--- BEGIN ---
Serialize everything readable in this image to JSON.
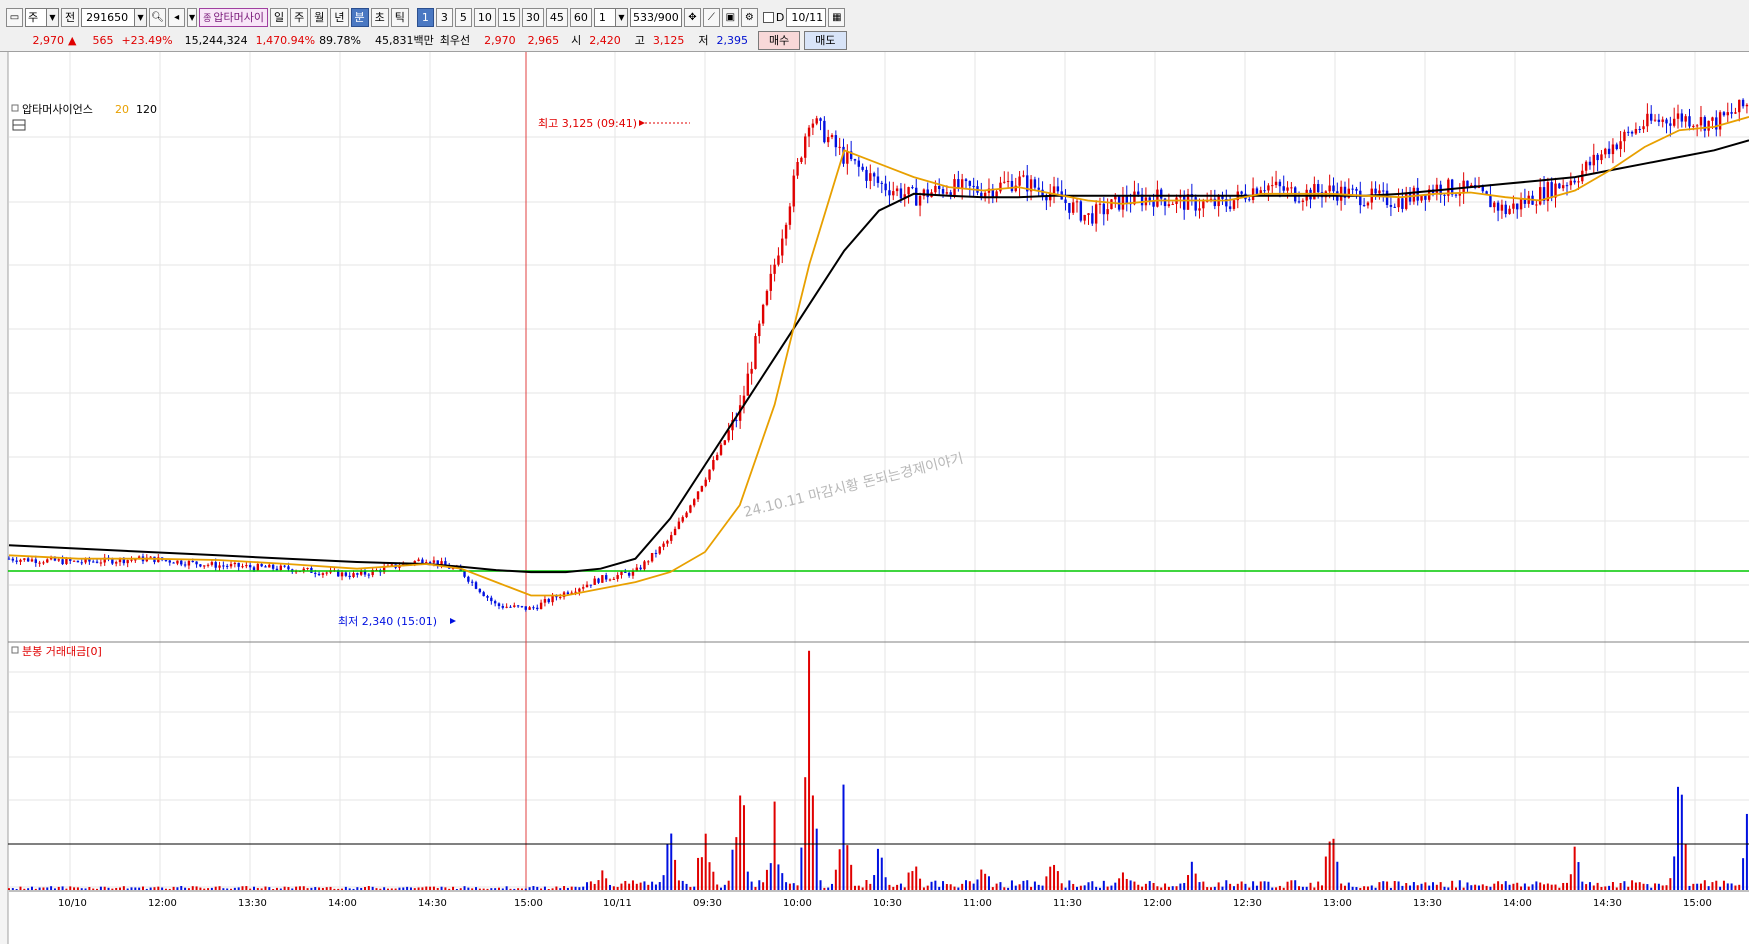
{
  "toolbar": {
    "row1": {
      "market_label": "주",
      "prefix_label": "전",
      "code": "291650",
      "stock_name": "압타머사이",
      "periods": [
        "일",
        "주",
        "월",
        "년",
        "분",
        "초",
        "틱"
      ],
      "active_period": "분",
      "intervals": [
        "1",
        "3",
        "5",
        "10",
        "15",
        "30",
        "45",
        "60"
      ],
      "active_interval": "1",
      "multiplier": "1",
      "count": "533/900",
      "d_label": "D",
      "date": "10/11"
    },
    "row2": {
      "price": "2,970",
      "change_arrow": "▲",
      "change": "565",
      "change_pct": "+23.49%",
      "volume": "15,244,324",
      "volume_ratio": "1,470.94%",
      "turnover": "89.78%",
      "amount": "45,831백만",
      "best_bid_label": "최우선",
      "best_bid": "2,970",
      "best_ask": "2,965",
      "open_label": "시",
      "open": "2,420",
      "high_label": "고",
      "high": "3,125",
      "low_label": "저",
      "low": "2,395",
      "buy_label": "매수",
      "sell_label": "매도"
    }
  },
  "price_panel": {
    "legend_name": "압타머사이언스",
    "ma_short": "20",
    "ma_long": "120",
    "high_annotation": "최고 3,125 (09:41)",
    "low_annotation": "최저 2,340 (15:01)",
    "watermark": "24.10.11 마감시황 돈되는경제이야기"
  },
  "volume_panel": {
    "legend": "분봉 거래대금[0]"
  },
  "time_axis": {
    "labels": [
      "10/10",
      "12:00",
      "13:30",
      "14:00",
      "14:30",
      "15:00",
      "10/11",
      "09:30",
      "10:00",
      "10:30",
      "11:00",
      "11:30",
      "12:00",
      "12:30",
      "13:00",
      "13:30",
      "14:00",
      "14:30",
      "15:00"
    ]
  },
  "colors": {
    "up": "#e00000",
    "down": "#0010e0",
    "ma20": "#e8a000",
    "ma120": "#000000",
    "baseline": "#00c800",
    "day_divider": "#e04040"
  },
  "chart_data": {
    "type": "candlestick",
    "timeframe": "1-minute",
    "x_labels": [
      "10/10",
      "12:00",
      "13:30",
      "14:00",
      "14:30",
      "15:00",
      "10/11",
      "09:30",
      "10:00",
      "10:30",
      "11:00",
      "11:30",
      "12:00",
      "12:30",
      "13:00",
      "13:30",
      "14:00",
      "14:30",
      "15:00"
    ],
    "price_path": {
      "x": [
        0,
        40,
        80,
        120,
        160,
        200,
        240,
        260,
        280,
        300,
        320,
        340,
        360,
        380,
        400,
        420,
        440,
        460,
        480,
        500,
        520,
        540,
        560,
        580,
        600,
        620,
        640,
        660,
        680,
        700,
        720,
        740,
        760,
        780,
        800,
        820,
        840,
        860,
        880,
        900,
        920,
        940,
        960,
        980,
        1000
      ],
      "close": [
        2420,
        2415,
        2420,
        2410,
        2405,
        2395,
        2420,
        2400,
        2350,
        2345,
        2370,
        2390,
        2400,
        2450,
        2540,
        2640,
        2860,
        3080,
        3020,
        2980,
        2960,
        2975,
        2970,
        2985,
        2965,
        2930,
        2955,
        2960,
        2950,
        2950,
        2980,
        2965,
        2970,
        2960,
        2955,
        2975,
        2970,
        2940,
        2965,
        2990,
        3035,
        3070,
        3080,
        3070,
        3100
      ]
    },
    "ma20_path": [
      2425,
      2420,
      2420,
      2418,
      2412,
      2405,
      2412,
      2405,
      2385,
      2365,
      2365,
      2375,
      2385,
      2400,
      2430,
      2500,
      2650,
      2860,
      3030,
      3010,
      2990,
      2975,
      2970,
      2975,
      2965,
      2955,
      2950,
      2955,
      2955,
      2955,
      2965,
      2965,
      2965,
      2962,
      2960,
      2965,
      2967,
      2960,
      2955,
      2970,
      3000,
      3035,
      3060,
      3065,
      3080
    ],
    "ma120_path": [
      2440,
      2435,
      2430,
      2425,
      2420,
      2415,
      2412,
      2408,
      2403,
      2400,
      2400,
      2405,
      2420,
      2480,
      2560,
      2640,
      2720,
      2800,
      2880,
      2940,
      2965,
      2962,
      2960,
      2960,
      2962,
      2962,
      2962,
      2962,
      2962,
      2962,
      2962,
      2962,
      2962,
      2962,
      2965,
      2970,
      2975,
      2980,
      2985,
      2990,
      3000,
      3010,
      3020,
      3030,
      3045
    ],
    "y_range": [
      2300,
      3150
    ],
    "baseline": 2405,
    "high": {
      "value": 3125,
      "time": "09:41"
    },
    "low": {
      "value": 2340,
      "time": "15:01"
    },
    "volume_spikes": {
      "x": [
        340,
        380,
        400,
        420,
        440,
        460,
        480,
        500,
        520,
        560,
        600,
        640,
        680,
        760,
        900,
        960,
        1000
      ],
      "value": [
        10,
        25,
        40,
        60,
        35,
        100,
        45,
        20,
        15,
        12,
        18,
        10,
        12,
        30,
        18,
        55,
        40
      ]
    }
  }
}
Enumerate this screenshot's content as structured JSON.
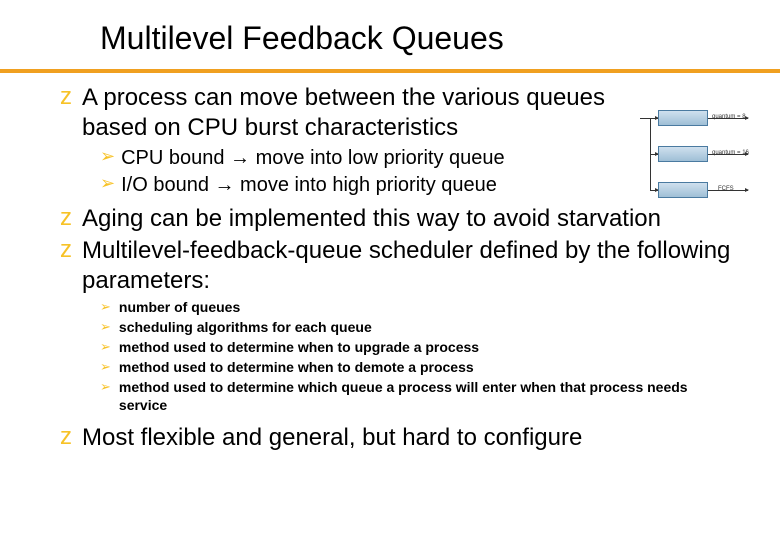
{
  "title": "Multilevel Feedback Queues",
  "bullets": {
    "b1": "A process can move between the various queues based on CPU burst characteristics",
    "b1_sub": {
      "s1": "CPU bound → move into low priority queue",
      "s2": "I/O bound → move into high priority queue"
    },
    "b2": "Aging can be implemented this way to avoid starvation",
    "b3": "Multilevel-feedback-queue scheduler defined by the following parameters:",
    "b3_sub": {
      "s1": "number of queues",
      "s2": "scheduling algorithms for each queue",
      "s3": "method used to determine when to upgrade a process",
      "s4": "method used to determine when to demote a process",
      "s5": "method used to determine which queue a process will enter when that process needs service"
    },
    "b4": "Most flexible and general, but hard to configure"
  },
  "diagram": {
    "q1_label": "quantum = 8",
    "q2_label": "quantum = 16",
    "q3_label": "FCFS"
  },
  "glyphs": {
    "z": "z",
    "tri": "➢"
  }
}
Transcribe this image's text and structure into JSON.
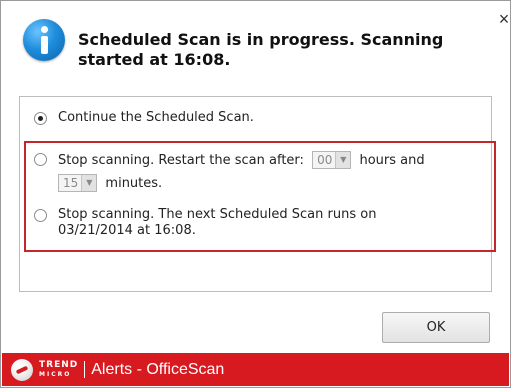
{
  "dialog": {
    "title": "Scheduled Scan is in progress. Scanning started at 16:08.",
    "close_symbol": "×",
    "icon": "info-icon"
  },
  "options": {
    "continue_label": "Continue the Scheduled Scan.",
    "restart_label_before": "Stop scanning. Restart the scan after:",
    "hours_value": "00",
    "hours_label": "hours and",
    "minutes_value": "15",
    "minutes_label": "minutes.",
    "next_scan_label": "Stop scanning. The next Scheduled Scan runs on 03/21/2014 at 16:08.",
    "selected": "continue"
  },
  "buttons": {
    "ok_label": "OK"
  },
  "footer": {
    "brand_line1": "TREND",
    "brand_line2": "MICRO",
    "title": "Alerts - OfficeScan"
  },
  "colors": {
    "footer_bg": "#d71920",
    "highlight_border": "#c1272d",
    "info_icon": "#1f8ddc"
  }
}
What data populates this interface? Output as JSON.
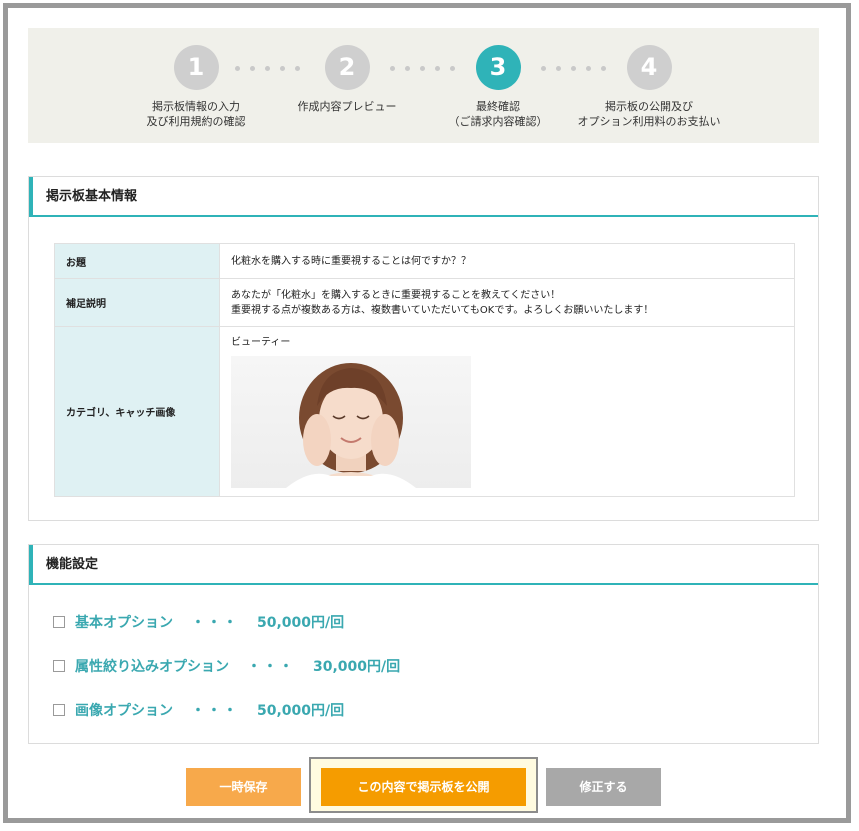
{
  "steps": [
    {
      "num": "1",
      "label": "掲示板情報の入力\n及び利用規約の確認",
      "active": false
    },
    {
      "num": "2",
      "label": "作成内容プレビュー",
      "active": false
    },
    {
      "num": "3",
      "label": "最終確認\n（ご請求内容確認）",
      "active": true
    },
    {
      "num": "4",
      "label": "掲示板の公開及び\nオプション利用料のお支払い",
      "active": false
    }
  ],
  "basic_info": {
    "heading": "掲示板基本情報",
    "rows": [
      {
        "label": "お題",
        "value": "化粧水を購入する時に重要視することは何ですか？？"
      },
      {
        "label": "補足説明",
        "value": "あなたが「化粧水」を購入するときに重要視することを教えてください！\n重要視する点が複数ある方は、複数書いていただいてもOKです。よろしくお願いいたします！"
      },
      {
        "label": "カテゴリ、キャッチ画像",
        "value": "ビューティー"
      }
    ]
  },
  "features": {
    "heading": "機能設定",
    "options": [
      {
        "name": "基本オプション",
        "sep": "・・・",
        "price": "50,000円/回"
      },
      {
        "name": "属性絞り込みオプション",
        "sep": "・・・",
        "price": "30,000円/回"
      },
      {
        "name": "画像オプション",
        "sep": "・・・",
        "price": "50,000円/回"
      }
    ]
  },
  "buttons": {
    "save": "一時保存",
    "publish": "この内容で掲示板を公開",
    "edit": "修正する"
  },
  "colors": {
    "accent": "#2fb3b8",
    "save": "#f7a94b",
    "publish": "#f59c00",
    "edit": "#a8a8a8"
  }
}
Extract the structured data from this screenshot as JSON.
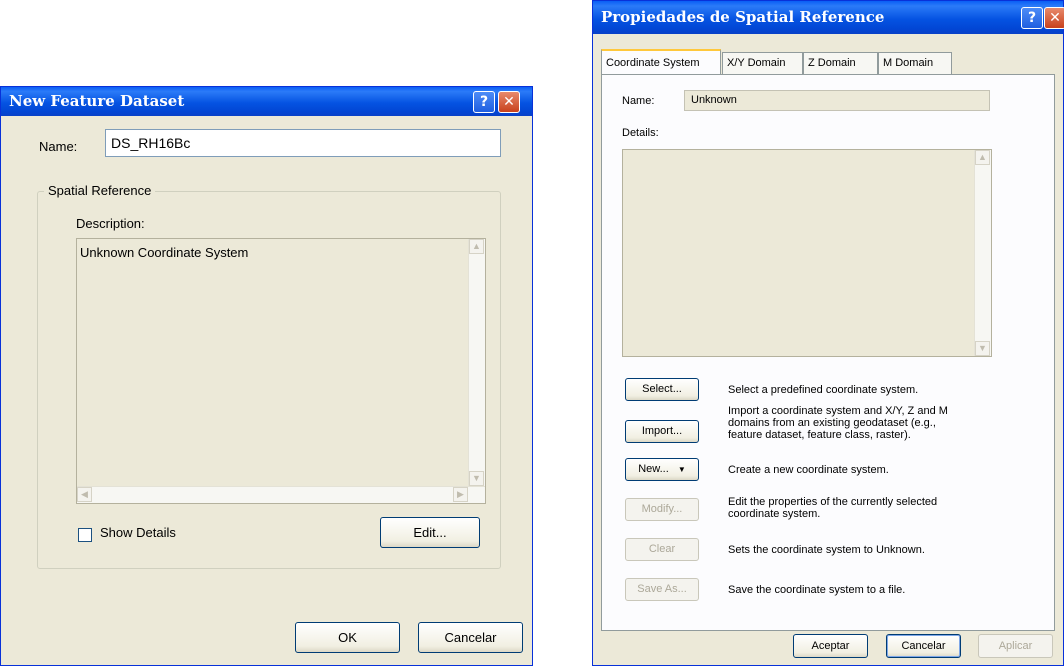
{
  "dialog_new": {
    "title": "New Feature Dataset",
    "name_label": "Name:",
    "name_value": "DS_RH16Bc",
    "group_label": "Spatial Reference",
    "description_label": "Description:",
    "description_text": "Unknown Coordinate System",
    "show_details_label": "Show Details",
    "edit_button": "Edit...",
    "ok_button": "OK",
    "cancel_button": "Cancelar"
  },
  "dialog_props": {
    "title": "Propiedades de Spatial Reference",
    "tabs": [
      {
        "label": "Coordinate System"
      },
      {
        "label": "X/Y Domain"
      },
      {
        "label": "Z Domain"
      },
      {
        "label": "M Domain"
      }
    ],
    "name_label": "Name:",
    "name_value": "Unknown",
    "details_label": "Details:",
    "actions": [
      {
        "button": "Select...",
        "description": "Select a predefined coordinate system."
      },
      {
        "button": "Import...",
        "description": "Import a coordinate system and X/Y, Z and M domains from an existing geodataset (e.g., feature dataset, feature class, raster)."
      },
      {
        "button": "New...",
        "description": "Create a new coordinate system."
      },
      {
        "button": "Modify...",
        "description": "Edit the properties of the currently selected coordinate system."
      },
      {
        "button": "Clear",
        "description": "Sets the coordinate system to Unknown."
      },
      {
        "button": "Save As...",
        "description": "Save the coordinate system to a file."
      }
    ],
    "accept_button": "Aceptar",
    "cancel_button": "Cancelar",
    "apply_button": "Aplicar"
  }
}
--- END ---
■ **What needs to be done**
Select every line of the material above holding the word "Details" and copy it.

■ **Exercise output**
    "show_details_label": "Show Details",
    "details_label": "Details:",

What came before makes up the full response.